## PROMPT
Copy out the material below in full, but not its images.

[START OF INFORMATION PROVIDED]

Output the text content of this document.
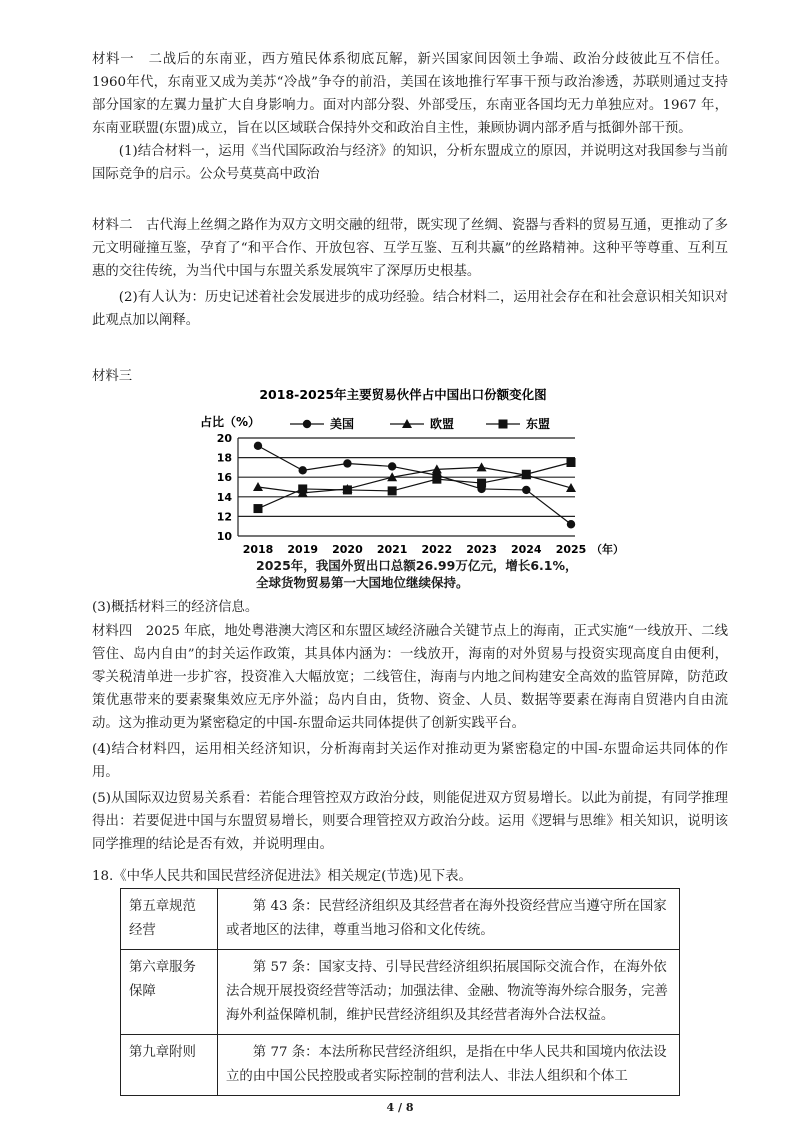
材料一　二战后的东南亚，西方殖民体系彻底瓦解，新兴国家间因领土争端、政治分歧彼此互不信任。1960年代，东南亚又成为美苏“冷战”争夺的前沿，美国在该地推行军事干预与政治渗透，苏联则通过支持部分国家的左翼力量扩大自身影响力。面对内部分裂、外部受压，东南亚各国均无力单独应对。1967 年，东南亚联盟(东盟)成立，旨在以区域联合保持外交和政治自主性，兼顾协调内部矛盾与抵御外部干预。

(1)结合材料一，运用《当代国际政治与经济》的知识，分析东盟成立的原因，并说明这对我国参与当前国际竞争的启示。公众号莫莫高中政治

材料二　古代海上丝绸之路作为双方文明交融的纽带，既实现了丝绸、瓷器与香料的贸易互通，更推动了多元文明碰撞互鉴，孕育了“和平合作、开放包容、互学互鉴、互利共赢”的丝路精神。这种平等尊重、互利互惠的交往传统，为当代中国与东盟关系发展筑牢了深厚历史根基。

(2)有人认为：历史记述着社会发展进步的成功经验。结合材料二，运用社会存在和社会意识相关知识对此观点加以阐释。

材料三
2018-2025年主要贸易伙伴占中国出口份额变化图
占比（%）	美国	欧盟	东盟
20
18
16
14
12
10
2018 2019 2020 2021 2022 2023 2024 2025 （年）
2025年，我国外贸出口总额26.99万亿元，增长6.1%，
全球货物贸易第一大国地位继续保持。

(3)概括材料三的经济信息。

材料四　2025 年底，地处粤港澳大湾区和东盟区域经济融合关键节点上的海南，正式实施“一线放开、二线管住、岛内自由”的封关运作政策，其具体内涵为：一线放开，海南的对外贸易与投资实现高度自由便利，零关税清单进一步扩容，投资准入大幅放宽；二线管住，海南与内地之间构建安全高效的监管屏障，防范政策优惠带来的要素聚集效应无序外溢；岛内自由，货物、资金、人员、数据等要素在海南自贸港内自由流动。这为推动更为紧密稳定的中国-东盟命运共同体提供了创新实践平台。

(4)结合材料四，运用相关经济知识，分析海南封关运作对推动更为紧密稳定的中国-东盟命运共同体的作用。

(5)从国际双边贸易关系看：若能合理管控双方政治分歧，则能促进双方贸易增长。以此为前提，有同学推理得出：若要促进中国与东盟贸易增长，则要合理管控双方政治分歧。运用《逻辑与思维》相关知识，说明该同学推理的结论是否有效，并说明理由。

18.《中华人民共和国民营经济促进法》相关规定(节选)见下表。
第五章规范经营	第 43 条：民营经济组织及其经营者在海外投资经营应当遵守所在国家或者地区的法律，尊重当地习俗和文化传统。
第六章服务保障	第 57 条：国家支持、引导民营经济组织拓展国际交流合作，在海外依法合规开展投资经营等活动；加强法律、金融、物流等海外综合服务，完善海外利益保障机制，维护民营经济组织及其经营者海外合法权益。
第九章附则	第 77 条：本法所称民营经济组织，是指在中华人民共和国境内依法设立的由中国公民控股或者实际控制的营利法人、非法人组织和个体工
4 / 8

[END OF INFORMATION PROVIDED]

## TASK OUTPUT
Output the text content of this document.
材料一　二战后的东南亚，西方殖民体系彻底瓦解，新兴国家间因领土争端、政治分歧彼此互不信任。1960年代，东南亚又成为美苏“冷战”争夺的前沿，美国在该地推行军事干预与政治渗透，苏联则通过支持部分国家的左翼力量扩大自身影响力。面对内部分裂、外部受压，东南亚各国均无力单独应对。1967 年，东南亚联盟(东盟)成立，旨在以区域联合保持外交和政治自主性，兼顾协调内部矛盾与抵御外部干预。

(1)结合材料一，运用《当代国际政治与经济》的知识，分析东盟成立的原因，并说明这对我国参与当前国际竞争的启示。公众号莫莫高中政治

材料二　古代海上丝绸之路作为双方文明交融的纽带，既实现了丝绸、瓷器与香料的贸易互通，更推动了多元文明碰撞互鉴，孕育了“和平合作、开放包容、互学互鉴、互利共赢”的丝路精神。这种平等尊重、互利互惠的交往传统，为当代中国与东盟关系发展筑牢了深厚历史根基。

(2)有人认为：历史记述着社会发展进步的成功经验。结合材料二，运用社会存在和社会意识相关知识对此观点加以阐释。

材料三
2018-2025年主要贸易伙伴占中国出口份额变化图
占比（%）	美国	欧盟	东盟
20
18
16
14
12
10
2018 2019 2020 2021 2022 2023 2024 2025 （年）
2025年，我国外贸出口总额26.99万亿元，增长6.1%，
全球货物贸易第一大国地位继续保持。

(3)概括材料三的经济信息。

材料四　2025 年底，地处粤港澳大湾区和东盟区域经济融合关键节点上的海南，正式实施“一线放开、二线管住、岛内自由”的封关运作政策，其具体内涵为：一线放开，海南的对外贸易与投资实现高度自由便利，零关税清单进一步扩容，投资准入大幅放宽；二线管住，海南与内地之间构建安全高效的监管屏障，防范政策优惠带来的要素聚集效应无序外溢；岛内自由，货物、资金、人员、数据等要素在海南自贸港内自由流动。这为推动更为紧密稳定的中国-东盟命运共同体提供了创新实践平台。

(4)结合材料四，运用相关经济知识，分析海南封关运作对推动更为紧密稳定的中国-东盟命运共同体的作用。

(5)从国际双边贸易关系看：若能合理管控双方政治分歧，则能促进双方贸易增长。以此为前提，有同学推理得出：若要促进中国与东盟贸易增长，则要合理管控双方政治分歧。运用《逻辑与思维》相关知识，说明该同学推理的结论是否有效，并说明理由。

18.《中华人民共和国民营经济促进法》相关规定(节选)见下表。
第五章规范经营	第 43 条：民营经济组织及其经营者在海外投资经营应当遵守所在国家或者地区的法律，尊重当地习俗和文化传统。
第六章服务保障	第 57 条：国家支持、引导民营经济组织拓展国际交流合作，在海外依法合规开展投资经营等活动；加强法律、金融、物流等海外综合服务，完善海外利益保障机制，维护民营经济组织及其经营者海外合法权益。
第九章附则	第 77 条：本法所称民营经济组织，是指在中华人民共和国境内依法设立的由中国公民控股或者实际控制的营利法人、非法人组织和个体工
4 / 8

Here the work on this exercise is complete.